DIRECTIONS:
From the entries below, copy every line that holds the word "about".

RECORDED DATA:
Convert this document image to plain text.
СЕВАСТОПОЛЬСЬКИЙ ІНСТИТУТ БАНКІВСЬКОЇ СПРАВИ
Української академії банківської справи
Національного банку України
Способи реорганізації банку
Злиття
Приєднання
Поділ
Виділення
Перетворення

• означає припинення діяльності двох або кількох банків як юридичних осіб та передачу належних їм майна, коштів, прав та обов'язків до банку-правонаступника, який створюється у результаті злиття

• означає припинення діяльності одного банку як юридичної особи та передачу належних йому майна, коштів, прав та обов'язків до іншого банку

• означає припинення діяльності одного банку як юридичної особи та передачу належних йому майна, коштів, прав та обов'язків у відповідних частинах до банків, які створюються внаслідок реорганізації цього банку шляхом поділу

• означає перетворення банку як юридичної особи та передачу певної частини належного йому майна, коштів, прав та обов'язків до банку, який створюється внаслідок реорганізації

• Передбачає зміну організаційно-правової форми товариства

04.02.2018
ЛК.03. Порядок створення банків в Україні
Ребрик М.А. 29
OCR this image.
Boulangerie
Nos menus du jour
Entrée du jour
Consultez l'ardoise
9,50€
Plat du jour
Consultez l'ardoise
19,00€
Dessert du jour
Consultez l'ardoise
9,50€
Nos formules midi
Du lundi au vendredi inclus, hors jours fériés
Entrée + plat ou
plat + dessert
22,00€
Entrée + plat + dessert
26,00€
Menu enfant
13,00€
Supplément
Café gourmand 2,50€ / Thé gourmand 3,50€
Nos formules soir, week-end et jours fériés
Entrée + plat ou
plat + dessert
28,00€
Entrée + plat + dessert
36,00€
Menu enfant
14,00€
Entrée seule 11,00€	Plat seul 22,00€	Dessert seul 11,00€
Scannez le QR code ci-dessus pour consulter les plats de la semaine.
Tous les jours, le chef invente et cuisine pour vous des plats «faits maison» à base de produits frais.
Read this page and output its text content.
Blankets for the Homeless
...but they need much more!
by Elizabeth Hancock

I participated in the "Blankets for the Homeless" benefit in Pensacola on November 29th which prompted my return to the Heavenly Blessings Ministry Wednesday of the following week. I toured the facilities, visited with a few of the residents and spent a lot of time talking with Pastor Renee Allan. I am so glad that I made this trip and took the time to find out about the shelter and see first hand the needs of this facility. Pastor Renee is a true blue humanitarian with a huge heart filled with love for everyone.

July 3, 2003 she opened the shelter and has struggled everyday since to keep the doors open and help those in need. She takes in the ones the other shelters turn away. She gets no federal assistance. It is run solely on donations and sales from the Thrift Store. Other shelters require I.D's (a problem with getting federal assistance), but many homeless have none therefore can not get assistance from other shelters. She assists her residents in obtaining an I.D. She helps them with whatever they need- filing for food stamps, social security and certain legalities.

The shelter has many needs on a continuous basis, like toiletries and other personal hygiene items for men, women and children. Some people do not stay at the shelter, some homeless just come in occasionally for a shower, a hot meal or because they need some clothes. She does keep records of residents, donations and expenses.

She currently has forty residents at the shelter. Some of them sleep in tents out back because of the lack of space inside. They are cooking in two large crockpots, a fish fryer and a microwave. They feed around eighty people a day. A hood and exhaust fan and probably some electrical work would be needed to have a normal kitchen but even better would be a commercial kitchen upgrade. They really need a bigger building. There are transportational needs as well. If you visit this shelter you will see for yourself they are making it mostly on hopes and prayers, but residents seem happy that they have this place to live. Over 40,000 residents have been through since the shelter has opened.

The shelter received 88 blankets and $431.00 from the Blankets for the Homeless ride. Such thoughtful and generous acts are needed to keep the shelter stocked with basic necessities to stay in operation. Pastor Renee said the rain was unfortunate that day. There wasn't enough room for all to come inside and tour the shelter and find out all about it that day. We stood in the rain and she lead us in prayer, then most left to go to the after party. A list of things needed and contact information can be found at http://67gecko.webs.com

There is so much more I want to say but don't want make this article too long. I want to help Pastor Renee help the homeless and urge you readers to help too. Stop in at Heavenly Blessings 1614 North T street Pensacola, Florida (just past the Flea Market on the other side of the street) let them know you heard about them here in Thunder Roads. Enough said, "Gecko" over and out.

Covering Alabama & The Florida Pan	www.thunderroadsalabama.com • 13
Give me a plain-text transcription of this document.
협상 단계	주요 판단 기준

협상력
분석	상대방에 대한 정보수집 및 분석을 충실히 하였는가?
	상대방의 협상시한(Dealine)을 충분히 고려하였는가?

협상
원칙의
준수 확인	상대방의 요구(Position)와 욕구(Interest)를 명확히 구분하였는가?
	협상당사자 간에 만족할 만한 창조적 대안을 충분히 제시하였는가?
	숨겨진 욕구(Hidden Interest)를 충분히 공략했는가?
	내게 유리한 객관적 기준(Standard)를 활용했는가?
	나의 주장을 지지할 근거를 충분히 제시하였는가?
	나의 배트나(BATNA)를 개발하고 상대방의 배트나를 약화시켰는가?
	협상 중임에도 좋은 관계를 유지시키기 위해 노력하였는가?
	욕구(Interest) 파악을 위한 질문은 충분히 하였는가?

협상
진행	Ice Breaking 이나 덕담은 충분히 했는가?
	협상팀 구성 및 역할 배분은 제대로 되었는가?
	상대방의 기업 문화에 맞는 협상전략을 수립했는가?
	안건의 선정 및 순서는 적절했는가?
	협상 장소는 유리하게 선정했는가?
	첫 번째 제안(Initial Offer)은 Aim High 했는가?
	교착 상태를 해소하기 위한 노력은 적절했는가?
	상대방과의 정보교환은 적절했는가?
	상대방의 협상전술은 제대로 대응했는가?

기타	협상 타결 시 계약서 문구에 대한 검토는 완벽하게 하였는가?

TASK SOLUTION:
I participated in the "Blankets for the Homeless" benefit in Pensacola on November 29th which prompted my return to the Heavenly Blessings Ministry Wednesday of the following week. I toured the facilities, visited with a few of the residents and spent a lot of time talking with Pastor Renee Allan. I am so glad that I made this trip and took the time to find out about the shelter and see first hand the needs of this facility. Pastor Renee is a true blue humanitarian with a huge heart filled with love for everyone.
The shelter received 88 blankets and $431.00 from the Blankets for the Homeless ride. Such thoughtful and generous acts are needed to keep the shelter stocked with basic necessities to stay in operation. Pastor Renee said the rain was unfortunate that day. There wasn't enough room for all to come inside and tour the shelter and find out all about it that day. We stood in the rain and she lead us in prayer, then most left to go to the after party. A list of things needed and contact information can be found at http://67gecko.webs.com
There is so much more I want to say but don't want make this article too long. I want to help Pastor Renee help the homeless and urge you readers to help too. Stop in at Heavenly Blessings 1614 North T street Pensacola, Florida (just past the Flea Market on the other side of the street) let them know you heard about them here in Thunder Roads. Enough said, "Gecko" over and out.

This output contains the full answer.